Short problem:
Output the data word for word, dropping every image.
--- begin Supplied data ---
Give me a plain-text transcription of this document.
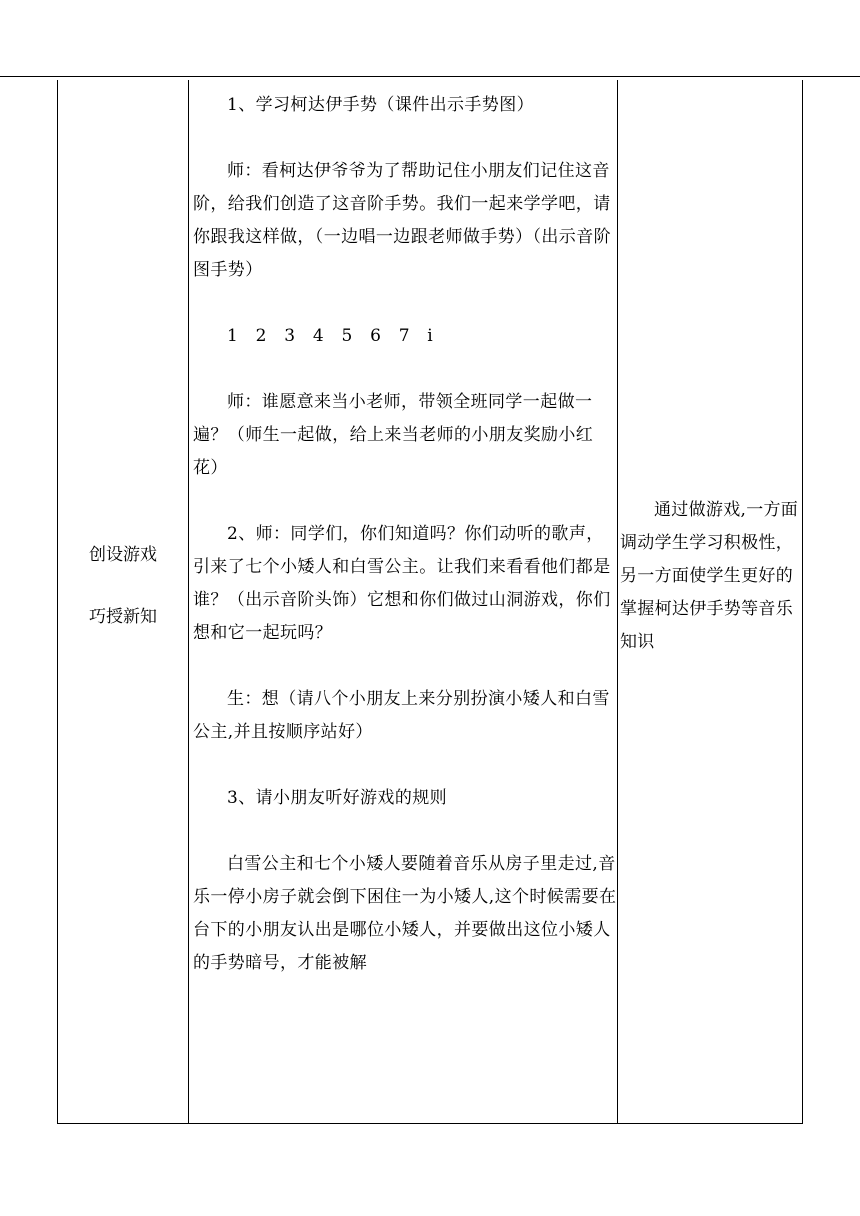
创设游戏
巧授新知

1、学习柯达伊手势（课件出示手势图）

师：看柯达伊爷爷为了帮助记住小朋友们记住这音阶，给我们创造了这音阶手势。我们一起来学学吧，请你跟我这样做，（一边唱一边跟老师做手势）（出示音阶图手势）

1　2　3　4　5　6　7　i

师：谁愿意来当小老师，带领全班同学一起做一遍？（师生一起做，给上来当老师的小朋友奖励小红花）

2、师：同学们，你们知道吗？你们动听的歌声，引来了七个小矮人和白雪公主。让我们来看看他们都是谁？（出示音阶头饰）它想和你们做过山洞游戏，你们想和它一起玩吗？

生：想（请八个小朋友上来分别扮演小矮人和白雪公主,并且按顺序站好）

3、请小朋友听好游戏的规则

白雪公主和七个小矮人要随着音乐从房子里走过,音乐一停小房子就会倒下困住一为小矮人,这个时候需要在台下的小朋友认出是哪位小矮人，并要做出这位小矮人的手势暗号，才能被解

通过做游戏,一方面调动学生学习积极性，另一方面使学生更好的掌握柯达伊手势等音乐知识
--- end Supplied data ---
Correct result:
Give me a plain-text transcription of this document.
创设游戏
巧授新知

1、学习柯达伊手势（课件出示手势图）

师：看柯达伊爷爷为了帮助记住小朋友们记住这音阶，给我们创造了这音阶手势。我们一起来学学吧，请你跟我这样做，（一边唱一边跟老师做手势）（出示音阶图手势）

1　2　3　4　5　6　7　i

师：谁愿意来当小老师，带领全班同学一起做一遍？（师生一起做，给上来当老师的小朋友奖励小红花）

2、师：同学们，你们知道吗？你们动听的歌声，引来了七个小矮人和白雪公主。让我们来看看他们都是谁？（出示音阶头饰）它想和你们做过山洞游戏，你们想和它一起玩吗？

生：想（请八个小朋友上来分别扮演小矮人和白雪公主,并且按顺序站好）

3、请小朋友听好游戏的规则

白雪公主和七个小矮人要随着音乐从房子里走过,音乐一停小房子就会倒下困住一为小矮人,这个时候需要在台下的小朋友认出是哪位小矮人，并要做出这位小矮人的手势暗号，才能被解

通过做游戏,一方面调动学生学习积极性，另一方面使学生更好的掌握柯达伊手势等音乐知识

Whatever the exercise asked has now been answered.